▶
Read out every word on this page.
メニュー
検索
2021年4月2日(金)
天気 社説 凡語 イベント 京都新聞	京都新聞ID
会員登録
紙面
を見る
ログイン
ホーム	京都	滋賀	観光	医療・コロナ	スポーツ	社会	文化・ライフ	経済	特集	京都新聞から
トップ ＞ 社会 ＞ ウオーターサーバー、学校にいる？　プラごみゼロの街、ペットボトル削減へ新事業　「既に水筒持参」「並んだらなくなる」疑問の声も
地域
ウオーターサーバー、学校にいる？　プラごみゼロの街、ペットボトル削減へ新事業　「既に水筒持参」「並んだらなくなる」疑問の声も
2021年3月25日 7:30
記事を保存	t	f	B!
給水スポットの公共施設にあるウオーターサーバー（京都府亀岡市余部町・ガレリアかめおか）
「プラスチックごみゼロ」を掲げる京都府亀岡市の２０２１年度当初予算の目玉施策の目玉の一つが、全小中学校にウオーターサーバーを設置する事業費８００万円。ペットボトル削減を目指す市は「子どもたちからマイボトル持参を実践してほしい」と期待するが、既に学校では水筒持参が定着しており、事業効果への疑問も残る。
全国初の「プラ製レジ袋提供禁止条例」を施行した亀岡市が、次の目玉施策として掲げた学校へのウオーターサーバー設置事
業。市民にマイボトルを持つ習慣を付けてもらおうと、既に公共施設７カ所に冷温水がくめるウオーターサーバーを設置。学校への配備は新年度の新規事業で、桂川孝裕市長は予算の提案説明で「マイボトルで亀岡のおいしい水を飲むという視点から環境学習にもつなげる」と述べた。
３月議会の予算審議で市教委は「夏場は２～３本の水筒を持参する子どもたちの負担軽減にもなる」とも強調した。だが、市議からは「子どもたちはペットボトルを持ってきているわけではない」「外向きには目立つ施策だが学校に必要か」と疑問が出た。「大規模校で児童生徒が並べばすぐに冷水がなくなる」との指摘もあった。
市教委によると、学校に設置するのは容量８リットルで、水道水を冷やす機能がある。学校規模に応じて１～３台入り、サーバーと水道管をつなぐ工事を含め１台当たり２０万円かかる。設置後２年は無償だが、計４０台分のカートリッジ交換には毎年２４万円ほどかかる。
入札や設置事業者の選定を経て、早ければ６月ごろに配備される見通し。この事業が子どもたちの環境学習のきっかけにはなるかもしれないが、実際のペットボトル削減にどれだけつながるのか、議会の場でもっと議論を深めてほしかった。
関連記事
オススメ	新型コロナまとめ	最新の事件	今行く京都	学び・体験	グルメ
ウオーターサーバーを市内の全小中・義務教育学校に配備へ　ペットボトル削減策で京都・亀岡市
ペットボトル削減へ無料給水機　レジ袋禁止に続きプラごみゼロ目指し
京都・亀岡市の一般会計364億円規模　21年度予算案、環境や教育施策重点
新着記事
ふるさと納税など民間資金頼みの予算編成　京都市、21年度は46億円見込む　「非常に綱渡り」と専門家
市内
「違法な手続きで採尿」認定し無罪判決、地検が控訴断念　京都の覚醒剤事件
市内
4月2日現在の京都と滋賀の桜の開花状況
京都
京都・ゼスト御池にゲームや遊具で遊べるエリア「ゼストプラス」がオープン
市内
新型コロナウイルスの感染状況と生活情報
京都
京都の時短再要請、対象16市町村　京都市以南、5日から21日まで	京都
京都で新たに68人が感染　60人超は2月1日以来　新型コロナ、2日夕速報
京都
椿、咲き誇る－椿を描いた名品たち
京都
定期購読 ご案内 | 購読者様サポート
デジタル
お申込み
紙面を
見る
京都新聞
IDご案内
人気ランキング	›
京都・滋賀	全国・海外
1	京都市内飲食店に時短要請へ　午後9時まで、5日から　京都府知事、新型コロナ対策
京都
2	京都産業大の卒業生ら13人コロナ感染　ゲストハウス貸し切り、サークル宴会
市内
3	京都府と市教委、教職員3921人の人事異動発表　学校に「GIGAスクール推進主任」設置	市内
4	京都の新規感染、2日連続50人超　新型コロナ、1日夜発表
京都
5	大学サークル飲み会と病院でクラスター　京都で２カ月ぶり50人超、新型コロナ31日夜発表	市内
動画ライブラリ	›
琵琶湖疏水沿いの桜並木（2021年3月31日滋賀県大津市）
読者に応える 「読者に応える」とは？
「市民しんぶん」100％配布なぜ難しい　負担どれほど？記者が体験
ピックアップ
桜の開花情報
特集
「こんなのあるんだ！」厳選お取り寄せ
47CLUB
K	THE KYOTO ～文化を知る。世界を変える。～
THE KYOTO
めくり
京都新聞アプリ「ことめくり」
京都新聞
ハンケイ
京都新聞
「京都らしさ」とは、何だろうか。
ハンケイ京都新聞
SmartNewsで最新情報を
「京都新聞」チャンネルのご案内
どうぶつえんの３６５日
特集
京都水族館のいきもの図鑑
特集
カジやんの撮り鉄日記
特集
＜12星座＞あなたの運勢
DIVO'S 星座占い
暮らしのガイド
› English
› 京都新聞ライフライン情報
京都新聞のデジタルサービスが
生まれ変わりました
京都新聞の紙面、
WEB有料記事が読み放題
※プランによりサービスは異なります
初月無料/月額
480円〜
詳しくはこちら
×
◀
* _WORK TO BE COMPLETED_: Go through the listing above and report how many of its lines contain the word "プラごみゼロの街", with only the number as output.

* _WRITTEN SOLUTION_: 2